(Exercise instructions):
In the records below, turn everything from the line containing "y-tick-label: 1.5: [66, 9, 94, 31]" down to the line containing "cross-marker: [380, 342, 399, 361]", both included, into a Markdown table with the columns Row and Line. Number each line and leave out blank lines.

(Given information):
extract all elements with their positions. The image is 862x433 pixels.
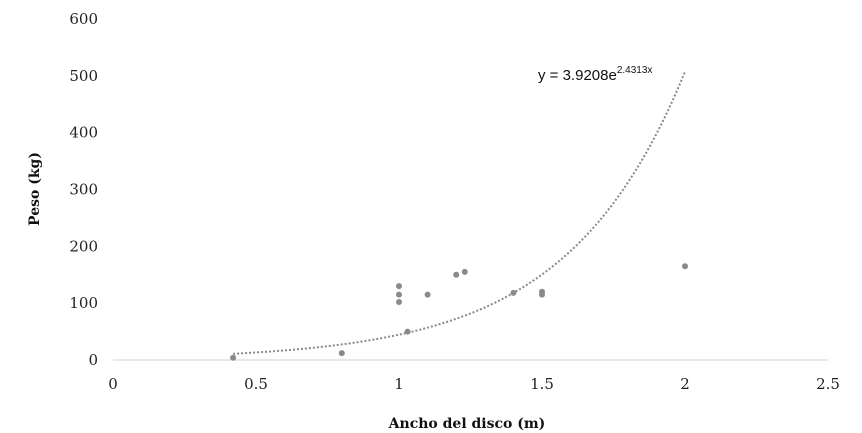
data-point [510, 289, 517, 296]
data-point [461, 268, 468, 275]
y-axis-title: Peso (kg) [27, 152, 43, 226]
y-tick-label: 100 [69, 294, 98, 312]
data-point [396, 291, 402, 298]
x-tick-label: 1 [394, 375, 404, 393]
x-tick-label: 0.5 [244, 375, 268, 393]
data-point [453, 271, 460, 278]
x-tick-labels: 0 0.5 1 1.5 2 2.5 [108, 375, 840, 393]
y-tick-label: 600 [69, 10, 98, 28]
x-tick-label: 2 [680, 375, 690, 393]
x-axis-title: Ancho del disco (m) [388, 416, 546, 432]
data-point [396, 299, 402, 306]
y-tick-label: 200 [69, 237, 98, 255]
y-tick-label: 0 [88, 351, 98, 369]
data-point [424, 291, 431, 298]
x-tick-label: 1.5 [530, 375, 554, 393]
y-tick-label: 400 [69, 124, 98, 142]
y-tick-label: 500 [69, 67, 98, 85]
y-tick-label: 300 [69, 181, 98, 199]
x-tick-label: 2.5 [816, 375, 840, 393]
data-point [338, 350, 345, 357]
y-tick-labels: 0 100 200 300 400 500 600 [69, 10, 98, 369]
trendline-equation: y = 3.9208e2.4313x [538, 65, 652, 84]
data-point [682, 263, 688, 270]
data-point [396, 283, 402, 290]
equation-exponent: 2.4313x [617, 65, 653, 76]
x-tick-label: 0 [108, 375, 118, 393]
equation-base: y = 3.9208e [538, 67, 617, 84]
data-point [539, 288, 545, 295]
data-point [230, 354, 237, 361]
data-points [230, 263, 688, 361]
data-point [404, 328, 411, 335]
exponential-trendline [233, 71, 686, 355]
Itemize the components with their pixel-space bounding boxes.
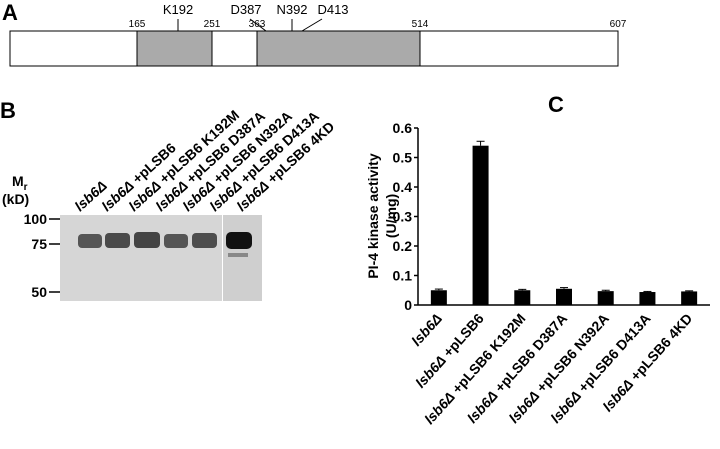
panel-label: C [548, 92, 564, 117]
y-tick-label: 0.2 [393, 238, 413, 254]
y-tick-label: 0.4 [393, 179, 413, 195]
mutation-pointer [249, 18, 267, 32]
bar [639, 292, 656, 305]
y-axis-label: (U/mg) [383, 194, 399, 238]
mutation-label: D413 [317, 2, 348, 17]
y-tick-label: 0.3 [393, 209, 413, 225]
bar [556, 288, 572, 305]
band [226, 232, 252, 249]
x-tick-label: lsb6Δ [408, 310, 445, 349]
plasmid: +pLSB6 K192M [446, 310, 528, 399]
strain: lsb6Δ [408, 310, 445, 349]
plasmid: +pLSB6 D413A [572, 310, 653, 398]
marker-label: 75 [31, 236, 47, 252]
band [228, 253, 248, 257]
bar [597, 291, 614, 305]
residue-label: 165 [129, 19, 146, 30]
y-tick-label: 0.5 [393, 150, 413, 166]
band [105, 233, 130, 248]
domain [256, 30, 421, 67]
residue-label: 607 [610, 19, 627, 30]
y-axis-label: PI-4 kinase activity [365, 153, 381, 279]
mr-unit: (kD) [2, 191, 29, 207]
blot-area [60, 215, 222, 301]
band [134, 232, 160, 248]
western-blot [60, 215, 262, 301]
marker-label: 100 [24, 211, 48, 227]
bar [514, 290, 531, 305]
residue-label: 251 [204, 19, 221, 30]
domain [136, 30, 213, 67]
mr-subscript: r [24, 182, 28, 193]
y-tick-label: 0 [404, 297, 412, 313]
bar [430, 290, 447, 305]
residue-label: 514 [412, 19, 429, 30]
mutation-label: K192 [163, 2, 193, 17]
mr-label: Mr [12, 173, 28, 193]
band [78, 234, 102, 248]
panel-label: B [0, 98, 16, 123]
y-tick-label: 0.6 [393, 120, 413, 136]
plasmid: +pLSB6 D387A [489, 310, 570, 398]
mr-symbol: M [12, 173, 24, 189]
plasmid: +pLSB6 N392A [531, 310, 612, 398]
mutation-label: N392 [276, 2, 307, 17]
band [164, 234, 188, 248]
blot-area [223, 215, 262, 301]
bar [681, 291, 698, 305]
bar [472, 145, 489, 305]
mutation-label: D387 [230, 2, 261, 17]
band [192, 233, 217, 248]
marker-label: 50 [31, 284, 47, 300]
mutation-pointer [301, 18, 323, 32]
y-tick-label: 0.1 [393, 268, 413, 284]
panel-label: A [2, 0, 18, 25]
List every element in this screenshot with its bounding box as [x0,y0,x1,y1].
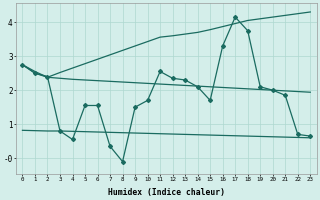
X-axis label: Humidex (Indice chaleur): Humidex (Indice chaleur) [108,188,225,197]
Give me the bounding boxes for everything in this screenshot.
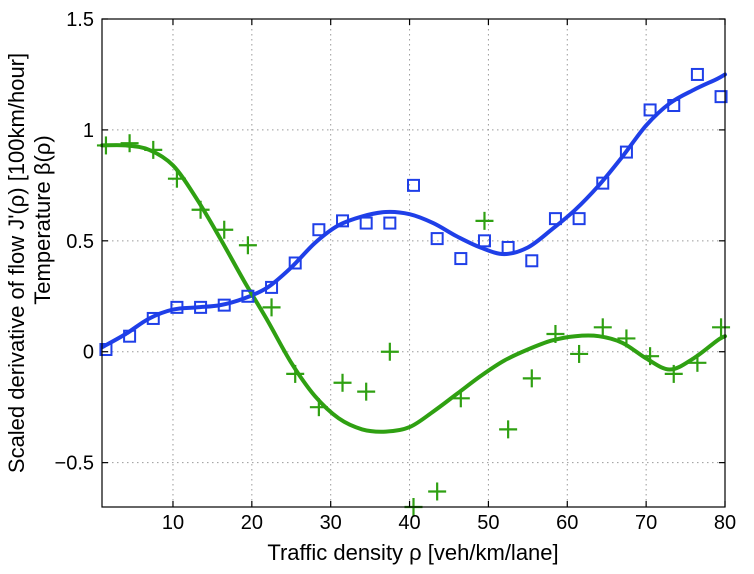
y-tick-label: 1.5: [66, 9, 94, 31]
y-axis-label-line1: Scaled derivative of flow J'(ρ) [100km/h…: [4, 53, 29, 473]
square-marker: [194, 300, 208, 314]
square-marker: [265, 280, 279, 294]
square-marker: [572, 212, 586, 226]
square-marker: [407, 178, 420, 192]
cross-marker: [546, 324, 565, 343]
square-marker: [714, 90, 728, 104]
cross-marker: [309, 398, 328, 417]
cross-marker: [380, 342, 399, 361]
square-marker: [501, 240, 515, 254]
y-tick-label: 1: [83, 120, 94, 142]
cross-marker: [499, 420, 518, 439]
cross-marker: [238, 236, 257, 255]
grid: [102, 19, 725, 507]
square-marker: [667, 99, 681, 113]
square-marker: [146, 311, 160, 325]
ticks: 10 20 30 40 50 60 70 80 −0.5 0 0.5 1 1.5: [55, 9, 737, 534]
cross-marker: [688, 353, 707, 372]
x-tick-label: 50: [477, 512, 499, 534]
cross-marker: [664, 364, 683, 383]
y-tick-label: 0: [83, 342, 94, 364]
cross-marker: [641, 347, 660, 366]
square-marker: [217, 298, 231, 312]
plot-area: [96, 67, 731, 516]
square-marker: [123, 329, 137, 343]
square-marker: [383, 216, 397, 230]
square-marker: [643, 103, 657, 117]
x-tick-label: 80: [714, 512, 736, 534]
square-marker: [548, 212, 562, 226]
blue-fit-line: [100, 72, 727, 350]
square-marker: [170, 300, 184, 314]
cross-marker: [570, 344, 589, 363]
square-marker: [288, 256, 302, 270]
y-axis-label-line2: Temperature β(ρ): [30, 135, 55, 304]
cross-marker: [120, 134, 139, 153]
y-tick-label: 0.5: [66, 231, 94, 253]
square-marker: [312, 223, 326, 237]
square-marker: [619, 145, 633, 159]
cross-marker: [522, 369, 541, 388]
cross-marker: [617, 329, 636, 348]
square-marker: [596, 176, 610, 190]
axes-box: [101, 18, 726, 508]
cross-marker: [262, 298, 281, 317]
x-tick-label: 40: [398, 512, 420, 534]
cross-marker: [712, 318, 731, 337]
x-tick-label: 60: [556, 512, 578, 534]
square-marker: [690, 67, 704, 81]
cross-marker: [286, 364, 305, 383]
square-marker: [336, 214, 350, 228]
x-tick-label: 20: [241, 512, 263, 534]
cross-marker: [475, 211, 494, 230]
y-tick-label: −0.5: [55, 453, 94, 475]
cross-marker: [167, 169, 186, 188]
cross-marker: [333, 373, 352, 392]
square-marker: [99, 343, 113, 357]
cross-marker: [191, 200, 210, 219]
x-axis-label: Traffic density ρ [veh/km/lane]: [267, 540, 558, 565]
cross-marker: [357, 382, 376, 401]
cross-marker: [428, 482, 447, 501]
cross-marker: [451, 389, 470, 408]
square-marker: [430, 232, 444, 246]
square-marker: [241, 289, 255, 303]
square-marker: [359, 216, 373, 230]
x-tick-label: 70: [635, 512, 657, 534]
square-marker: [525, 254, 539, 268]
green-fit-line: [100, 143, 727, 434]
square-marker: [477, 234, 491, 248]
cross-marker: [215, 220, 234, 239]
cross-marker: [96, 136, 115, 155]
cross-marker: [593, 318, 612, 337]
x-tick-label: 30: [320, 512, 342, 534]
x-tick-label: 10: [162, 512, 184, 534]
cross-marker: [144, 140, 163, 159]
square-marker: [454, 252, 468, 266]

* * *

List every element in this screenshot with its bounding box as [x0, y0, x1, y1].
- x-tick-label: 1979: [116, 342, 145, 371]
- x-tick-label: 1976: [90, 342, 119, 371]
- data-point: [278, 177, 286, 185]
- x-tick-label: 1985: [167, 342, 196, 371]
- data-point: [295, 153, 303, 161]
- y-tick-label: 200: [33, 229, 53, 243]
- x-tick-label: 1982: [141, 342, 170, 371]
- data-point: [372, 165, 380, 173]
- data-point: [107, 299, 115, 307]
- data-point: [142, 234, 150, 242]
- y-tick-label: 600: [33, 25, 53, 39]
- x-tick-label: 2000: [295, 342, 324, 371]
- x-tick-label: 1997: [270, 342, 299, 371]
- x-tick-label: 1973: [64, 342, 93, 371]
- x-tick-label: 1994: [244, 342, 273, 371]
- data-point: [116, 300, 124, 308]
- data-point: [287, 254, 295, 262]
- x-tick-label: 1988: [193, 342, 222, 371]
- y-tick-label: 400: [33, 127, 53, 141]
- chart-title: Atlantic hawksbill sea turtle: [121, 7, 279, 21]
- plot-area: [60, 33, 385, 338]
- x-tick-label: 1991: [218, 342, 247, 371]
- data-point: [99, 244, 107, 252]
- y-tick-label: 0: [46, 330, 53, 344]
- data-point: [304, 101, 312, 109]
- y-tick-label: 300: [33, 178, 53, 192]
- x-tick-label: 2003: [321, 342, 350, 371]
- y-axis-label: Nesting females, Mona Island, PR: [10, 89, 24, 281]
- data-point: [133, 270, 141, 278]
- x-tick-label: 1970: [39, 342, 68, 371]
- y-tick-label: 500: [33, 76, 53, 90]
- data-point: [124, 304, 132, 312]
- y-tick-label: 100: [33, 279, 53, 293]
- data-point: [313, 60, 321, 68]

==

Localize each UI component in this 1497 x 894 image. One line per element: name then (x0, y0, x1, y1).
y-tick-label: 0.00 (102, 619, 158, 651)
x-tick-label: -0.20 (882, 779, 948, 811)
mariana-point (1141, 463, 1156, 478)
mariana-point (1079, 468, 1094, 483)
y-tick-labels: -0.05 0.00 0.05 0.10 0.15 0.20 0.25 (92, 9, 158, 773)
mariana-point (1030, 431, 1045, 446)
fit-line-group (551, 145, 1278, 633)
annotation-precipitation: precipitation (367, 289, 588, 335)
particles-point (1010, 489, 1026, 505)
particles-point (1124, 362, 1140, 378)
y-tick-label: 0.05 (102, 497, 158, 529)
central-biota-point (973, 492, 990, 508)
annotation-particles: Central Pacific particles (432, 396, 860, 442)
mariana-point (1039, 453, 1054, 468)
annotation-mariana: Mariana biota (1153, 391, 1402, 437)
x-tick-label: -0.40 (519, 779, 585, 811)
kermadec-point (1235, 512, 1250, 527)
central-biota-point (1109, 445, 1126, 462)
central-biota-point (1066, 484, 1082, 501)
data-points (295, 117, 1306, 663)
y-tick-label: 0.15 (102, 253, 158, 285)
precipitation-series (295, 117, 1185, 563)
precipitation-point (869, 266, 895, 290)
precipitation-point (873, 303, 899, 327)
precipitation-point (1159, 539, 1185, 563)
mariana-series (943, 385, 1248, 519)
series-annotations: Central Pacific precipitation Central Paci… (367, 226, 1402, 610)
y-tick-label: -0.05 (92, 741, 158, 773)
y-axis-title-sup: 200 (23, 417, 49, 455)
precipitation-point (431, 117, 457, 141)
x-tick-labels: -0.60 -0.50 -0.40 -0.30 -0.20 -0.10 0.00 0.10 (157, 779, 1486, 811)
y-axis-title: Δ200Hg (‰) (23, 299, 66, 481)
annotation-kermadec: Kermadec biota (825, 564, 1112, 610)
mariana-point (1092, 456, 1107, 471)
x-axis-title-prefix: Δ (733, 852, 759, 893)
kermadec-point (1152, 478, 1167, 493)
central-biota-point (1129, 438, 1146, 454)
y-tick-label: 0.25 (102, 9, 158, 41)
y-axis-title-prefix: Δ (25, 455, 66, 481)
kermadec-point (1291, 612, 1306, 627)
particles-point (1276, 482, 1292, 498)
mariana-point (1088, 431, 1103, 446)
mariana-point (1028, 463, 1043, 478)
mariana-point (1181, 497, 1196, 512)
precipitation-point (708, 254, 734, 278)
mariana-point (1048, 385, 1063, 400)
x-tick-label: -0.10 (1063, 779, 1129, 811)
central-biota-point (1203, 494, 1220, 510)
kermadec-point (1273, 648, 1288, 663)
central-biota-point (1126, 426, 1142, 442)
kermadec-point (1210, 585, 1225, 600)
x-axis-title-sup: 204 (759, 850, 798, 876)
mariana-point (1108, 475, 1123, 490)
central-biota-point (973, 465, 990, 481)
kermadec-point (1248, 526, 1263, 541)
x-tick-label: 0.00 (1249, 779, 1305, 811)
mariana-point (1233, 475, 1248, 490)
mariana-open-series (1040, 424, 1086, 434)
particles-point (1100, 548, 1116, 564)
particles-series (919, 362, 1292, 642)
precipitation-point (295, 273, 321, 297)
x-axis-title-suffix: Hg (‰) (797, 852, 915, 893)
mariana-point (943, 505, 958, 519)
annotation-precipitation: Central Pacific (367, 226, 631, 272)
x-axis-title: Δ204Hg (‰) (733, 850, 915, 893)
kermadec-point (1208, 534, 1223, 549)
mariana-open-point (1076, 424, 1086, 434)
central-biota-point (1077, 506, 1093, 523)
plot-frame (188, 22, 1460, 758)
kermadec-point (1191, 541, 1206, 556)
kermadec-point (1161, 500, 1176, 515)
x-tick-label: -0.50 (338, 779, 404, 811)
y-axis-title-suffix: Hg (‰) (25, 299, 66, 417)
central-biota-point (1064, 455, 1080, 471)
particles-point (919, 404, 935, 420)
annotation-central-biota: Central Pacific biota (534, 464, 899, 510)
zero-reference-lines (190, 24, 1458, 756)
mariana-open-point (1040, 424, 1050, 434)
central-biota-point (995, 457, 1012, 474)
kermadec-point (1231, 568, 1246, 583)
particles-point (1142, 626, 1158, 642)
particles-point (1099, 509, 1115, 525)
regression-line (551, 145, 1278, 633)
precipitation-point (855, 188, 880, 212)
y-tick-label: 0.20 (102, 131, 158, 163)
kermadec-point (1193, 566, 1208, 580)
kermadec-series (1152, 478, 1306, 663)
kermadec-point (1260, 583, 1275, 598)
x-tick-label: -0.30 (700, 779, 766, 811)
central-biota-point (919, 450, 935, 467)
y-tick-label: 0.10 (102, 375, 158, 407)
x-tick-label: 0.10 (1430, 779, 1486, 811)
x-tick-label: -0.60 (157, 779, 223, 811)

(Final answer):
| Row | Line |
|---|---|
| 1 | y-tick-label: 1.5: [66, 9, 94, 31] |
| 2 | y-axis-label-line1: Scaled derivative of flow J'(ρ) [100km/h…: [4, 53, 29, 473] |
| 3 | square-marker: [194, 300, 208, 314] |
| 4 | square-marker: [265, 280, 279, 294] |
| 5 | square-marker: [572, 212, 586, 226] |
| 6 | square-marker: [407, 178, 420, 192] |
| 7 | cross-marker: [546, 324, 565, 343] |
| 8 | square-marker: [714, 90, 728, 104] |
| 9 | cross-marker: [309, 398, 328, 417] |
| 10 | cross-marker: [380, 342, 399, 361] |